REQUIREMENTS: Reproduce each record exactly.

Items listed in a dataset

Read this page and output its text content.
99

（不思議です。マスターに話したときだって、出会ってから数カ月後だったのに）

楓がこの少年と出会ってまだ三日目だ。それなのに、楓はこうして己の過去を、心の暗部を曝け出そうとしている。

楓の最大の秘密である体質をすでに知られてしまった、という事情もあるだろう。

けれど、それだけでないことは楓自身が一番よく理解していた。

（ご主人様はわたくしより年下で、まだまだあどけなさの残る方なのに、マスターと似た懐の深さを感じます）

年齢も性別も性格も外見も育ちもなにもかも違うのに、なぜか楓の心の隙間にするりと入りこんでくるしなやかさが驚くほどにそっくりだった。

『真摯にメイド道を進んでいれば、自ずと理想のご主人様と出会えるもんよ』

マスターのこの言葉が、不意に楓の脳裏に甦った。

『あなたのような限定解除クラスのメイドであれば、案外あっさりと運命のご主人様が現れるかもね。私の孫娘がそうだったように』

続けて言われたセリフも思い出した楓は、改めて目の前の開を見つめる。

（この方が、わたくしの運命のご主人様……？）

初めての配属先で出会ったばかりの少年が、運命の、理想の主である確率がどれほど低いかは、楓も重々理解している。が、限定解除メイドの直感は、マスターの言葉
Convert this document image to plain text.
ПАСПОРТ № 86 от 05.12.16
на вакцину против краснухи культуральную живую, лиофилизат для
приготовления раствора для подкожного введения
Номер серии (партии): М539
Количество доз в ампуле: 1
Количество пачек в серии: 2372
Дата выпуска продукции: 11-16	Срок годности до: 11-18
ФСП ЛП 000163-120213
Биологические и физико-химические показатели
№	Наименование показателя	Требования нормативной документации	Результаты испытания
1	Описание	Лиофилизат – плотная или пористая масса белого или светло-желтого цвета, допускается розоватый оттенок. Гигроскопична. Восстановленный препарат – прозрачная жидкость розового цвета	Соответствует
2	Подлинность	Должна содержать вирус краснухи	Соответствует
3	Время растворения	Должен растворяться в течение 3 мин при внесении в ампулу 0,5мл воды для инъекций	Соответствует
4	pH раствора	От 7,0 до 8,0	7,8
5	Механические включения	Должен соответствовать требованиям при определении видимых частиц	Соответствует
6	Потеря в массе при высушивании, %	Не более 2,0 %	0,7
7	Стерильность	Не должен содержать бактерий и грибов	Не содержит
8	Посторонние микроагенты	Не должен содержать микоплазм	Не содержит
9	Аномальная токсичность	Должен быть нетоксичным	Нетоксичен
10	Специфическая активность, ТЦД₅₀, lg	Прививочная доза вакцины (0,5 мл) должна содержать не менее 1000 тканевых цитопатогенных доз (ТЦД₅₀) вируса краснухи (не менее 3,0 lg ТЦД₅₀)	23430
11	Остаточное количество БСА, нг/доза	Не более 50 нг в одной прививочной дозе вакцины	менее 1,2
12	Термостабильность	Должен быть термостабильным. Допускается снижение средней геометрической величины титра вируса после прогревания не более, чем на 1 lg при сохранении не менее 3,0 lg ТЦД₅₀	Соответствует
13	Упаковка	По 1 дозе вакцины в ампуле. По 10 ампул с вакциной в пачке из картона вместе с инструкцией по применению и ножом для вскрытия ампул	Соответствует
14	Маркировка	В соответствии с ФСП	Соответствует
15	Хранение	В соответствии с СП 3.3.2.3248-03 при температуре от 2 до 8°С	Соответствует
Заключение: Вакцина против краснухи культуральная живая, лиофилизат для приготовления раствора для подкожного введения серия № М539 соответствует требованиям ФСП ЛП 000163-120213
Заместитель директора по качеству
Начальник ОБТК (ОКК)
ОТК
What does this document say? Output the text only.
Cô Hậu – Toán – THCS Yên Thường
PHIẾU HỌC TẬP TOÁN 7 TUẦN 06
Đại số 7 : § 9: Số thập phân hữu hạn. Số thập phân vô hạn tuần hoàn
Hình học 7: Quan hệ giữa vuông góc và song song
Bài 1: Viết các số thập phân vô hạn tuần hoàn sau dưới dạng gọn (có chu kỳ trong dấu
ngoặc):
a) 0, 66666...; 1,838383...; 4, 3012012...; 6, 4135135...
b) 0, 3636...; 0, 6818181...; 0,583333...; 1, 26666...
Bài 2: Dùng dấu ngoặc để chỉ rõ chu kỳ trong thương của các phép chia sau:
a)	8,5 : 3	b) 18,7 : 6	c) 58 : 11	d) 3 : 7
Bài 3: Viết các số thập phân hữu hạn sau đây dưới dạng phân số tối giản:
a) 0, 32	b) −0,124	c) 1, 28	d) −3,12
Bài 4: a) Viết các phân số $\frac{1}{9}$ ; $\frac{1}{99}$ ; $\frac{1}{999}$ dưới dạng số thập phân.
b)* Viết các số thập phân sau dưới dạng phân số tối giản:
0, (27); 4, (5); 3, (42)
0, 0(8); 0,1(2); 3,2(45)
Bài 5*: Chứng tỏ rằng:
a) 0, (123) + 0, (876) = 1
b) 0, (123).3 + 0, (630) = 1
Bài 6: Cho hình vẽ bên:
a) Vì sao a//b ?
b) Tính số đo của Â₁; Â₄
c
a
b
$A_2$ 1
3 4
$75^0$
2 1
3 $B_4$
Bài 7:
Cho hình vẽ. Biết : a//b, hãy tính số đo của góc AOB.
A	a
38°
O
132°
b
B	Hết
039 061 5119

WORKED SOLUTION:
Read this page and output its text content.
99

（不思議です。マスターに話したときだって、出会ってから数カ月後だったのに）

楓がこの少年と出会ってまだ三日目だ。それなのに、楓はこうして己の過去を、心の暗部を曝け出そうとしている。

楓の最大の秘密である体質をすでに知られてしまった、という事情もあるだろう。

けれど、それだけでないことは楓自身が一番よく理解していた。

（ご主人様はわたくしより年下で、まだまだあどけなさの残る方なのに、マスターと似た懐の深さを感じます）

年齢も性別も性格も外見も育ちもなにもかも違うのに、なぜか楓の心の隙間にするりと入りこんでくるしなやかさが驚くほどにそっくりだった。

『真摯にメイド道を進んでいれば、自ずと理想のご主人様と出会えるもんよ』

マスターのこの言葉が、不意に楓の脳裏に甦った。

『あなたのような限定解除クラスのメイドであれば、案外あっさりと運命のご主人様が現れるかもね。私の孫娘がそうだったように』

続けて言われたセリフも思い出した楓は、改めて目の前の開を見つめる。

（この方が、わたくしの運命のご主人様……？）

初めての配属先で出会ったばかりの少年が、運命の、理想の主である確率がどれほど低いかは、楓も重々理解している。が、限定解除メイドの直感は、マスターの言葉
Convert this document image to plain text.
ПАСПОРТ № 86 от 05.12.16
на вакцину против краснухи культуральную живую, лиофилизат для
приготовления раствора для подкожного введения
Номер серии (партии): М539
Количество доз в ампуле: 1
Количество пачек в серии: 2372
Дата выпуска продукции: 11-16	Срок годности до: 11-18
ФСП ЛП 000163-120213
Биологические и физико-химические показатели
№	Наименование показателя	Требования нормативной документации	Результаты испытания
1	Описание	Лиофилизат – плотная или пористая масса белого или светло-желтого цвета, допускается розоватый оттенок. Гигроскопична. Восстановленный препарат – прозрачная жидкость розового цвета	Соответствует
2	Подлинность	Должна содержать вирус краснухи	Соответствует
3	Время растворения	Должен растворяться в течение 3 мин при внесении в ампулу 0,5мл воды для инъекций	Соответствует
4	pH раствора	От 7,0 до 8,0	7,8
5	Механические включения	Должен соответствовать требованиям при определении видимых частиц	Соответствует
6	Потеря в массе при высушивании, %	Не более 2,0 %	0,7
7	Стерильность	Не должен содержать бактерий и грибов	Не содержит
8	Посторонние микроагенты	Не должен содержать микоплазм	Не содержит
9	Аномальная токсичность	Должен быть нетоксичным	Нетоксичен
10	Специфическая активность, ТЦД₅₀, lg	Прививочная доза вакцины (0,5 мл) должна содержать не менее 1000 тканевых цитопатогенных доз (ТЦД₅₀) вируса краснухи (не менее 3,0 lg ТЦД₅₀)	23430
11	Остаточное количество БСА, нг/доза	Не более 50 нг в одной прививочной дозе вакцины	менее 1,2
12	Термостабильность	Должен быть термостабильным. Допускается снижение средней геометрической величины титра вируса после прогревания не более, чем на 1 lg при сохранении не менее 3,0 lg ТЦД₅₀	Соответствует
13	Упаковка	По 1 дозе вакцины в ампуле. По 10 ампул с вакциной в пачке из картона вместе с инструкцией по применению и ножом для вскрытия ампул	Соответствует
14	Маркировка	В соответствии с ФСП	Соответствует
15	Хранение	В соответствии с СП 3.3.2.3248-03 при температуре от 2 до 8°С	Соответствует
Заключение: Вакцина против краснухи культуральная живая, лиофилизат для приготовления раствора для подкожного введения серия № М539 соответствует требованиям ФСП ЛП 000163-120213
Заместитель директора по качеству
Начальник ОБТК (ОКК)
ОТК
What does this document say? Output the text only.
Cô Hậu – Toán – THCS Yên Thường
PHIẾU HỌC TẬP TOÁN 7 TUẦN 06
Đại số 7 : § 9: Số thập phân hữu hạn. Số thập phân vô hạn tuần hoàn
Hình học 7: Quan hệ giữa vuông góc và song song
Bài 1: Viết các số thập phân vô hạn tuần hoàn sau dưới dạng gọn (có chu kỳ trong dấu
ngoặc):
a) 0, 66666...; 1,838383...; 4, 3012012...; 6, 4135135...
b) 0, 3636...; 0, 6818181...; 0,583333...; 1, 26666...
Bài 2: Dùng dấu ngoặc để chỉ rõ chu kỳ trong thương của các phép chia sau:
a)	8,5 : 3	b) 18,7 : 6	c) 58 : 11	d) 3 : 7
Bài 3: Viết các số thập phân hữu hạn sau đây dưới dạng phân số tối giản:
a) 0, 32	b) −0,124	c) 1, 28	d) −3,12
Bài 4: a) Viết các phân số $\frac{1}{9}$ ; $\frac{1}{99}$ ; $\frac{1}{999}$ dưới dạng số thập phân.
b)* Viết các số thập phân sau dưới dạng phân số tối giản:
0, (27); 4, (5); 3, (42)
0, 0(8); 0,1(2); 3,2(45)
Bài 5*: Chứng tỏ rằng:
a) 0, (123) + 0, (876) = 1
b) 0, (123).3 + 0, (630) = 1
Bài 6: Cho hình vẽ bên:
a) Vì sao a//b ?
b) Tính số đo của Â₁; Â₄
c
a
b
$A_2$ 1
3 4
$75^0$
2 1
3 $B_4$
Bài 7:
Cho hình vẽ. Biết : a//b, hãy tính số đo của góc AOB.
A	a
38°
O
132°
b
B	Hết
039 061 5119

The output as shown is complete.